Material for this task:

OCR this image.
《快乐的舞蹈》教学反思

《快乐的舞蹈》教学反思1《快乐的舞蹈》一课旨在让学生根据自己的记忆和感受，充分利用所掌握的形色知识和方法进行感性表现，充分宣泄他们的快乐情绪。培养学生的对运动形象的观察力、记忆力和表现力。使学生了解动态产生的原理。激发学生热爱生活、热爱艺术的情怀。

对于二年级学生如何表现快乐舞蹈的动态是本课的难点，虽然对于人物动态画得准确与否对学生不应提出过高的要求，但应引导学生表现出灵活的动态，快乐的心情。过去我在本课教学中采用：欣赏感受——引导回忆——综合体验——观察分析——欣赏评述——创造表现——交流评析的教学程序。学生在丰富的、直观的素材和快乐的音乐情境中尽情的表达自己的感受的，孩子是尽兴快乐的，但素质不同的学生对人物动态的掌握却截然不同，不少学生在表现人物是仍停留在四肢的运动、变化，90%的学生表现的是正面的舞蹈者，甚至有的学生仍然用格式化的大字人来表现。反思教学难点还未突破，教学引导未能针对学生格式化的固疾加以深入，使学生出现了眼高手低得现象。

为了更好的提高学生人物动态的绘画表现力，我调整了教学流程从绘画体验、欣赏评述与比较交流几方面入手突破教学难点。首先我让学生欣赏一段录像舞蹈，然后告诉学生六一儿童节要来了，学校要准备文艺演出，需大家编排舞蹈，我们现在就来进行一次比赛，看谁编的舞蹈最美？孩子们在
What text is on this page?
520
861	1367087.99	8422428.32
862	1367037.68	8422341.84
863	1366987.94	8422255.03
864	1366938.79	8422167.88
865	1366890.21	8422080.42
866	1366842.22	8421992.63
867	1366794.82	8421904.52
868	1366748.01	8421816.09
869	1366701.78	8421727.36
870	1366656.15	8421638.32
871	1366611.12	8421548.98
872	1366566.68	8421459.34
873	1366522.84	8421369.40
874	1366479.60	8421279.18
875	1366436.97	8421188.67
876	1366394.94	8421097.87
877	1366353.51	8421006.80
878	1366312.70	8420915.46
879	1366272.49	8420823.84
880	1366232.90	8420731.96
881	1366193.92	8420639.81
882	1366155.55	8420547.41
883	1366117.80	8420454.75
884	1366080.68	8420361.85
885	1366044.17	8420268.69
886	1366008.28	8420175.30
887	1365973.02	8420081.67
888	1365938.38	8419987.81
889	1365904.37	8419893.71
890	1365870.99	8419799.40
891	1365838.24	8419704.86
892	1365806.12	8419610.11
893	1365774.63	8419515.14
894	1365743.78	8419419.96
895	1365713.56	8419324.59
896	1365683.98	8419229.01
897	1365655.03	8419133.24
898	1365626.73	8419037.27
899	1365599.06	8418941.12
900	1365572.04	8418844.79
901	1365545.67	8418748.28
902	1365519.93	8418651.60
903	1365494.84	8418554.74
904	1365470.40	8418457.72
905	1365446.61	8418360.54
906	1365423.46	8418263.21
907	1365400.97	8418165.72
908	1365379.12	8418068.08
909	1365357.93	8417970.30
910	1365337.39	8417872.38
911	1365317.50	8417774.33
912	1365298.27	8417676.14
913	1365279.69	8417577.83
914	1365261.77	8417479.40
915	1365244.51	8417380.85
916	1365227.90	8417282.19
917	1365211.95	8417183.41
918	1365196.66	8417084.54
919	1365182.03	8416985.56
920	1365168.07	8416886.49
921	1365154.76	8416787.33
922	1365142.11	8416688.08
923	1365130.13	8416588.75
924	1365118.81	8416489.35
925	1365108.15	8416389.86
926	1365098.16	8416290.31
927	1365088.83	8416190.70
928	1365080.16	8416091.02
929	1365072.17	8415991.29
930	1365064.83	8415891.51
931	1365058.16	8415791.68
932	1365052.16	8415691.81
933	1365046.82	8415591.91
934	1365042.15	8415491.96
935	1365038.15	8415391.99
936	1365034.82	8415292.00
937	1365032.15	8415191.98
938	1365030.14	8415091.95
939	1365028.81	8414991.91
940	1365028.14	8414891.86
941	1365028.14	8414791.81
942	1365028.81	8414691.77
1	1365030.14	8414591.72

Problem statement: Reproduce the entries above in full, verbatim.

Exercise output:
OCR this image.
《快乐的舞蹈》教学反思

《快乐的舞蹈》教学反思1《快乐的舞蹈》一课旨在让学生根据自己的记忆和感受，充分利用所掌握的形色知识和方法进行感性表现，充分宣泄他们的快乐情绪。培养学生的对运动形象的观察力、记忆力和表现力。使学生了解动态产生的原理。激发学生热爱生活、热爱艺术的情怀。

对于二年级学生如何表现快乐舞蹈的动态是本课的难点，虽然对于人物动态画得准确与否对学生不应提出过高的要求，但应引导学生表现出灵活的动态，快乐的心情。过去我在本课教学中采用：欣赏感受——引导回忆——综合体验——观察分析——欣赏评述——创造表现——交流评析的教学程序。学生在丰富的、直观的素材和快乐的音乐情境中尽情的表达自己的感受的，孩子是尽兴快乐的，但素质不同的学生对人物动态的掌握却截然不同，不少学生在表现人物是仍停留在四肢的运动、变化，90%的学生表现的是正面的舞蹈者，甚至有的学生仍然用格式化的大字人来表现。反思教学难点还未突破，教学引导未能针对学生格式化的固疾加以深入，使学生出现了眼高手低得现象。

为了更好的提高学生人物动态的绘画表现力，我调整了教学流程从绘画体验、欣赏评述与比较交流几方面入手突破教学难点。首先我让学生欣赏一段录像舞蹈，然后告诉学生六一儿童节要来了，学校要准备文艺演出，需大家编排舞蹈，我们现在就来进行一次比赛，看谁编的舞蹈最美？孩子们在
What text is on this page?
520
861	1367087.99	8422428.32
862	1367037.68	8422341.84
863	1366987.94	8422255.03
864	1366938.79	8422167.88
865	1366890.21	8422080.42
866	1366842.22	8421992.63
867	1366794.82	8421904.52
868	1366748.01	8421816.09
869	1366701.78	8421727.36
870	1366656.15	8421638.32
871	1366611.12	8421548.98
872	1366566.68	8421459.34
873	1366522.84	8421369.40
874	1366479.60	8421279.18
875	1366436.97	8421188.67
876	1366394.94	8421097.87
877	1366353.51	8421006.80
878	1366312.70	8420915.46
879	1366272.49	8420823.84
880	1366232.90	8420731.96
881	1366193.92	8420639.81
882	1366155.55	8420547.41
883	1366117.80	8420454.75
884	1366080.68	8420361.85
885	1366044.17	8420268.69
886	1366008.28	8420175.30
887	1365973.02	8420081.67
888	1365938.38	8419987.81
889	1365904.37	8419893.71
890	1365870.99	8419799.40
891	1365838.24	8419704.86
892	1365806.12	8419610.11
893	1365774.63	8419515.14
894	1365743.78	8419419.96
895	1365713.56	8419324.59
896	1365683.98	8419229.01
897	1365655.03	8419133.24
898	1365626.73	8419037.27
899	1365599.06	8418941.12
900	1365572.04	8418844.79
901	1365545.67	8418748.28
902	1365519.93	8418651.60
903	1365494.84	8418554.74
904	1365470.40	8418457.72
905	1365446.61	8418360.54
906	1365423.46	8418263.21
907	1365400.97	8418165.72
908	1365379.12	8418068.08
909	1365357.93	8417970.30
910	1365337.39	8417872.38
911	1365317.50	8417774.33
912	1365298.27	8417676.14
913	1365279.69	8417577.83
914	1365261.77	8417479.40
915	1365244.51	8417380.85
916	1365227.90	8417282.19
917	1365211.95	8417183.41
918	1365196.66	8417084.54
919	1365182.03	8416985.56
920	1365168.07	8416886.49
921	1365154.76	8416787.33
922	1365142.11	8416688.08
923	1365130.13	8416588.75
924	1365118.81	8416489.35
925	1365108.15	8416389.86
926	1365098.16	8416290.31
927	1365088.83	8416190.70
928	1365080.16	8416091.02
929	1365072.17	8415991.29
930	1365064.83	8415891.51
931	1365058.16	8415791.68
932	1365052.16	8415691.81
933	1365046.82	8415591.91
934	1365042.15	8415491.96
935	1365038.15	8415391.99
936	1365034.82	8415292.00
937	1365032.15	8415191.98
938	1365030.14	8415091.95
939	1365028.81	8414991.91
940	1365028.14	8414891.86
941	1365028.14	8414791.81
942	1365028.81	8414691.77
1	1365030.14	8414591.72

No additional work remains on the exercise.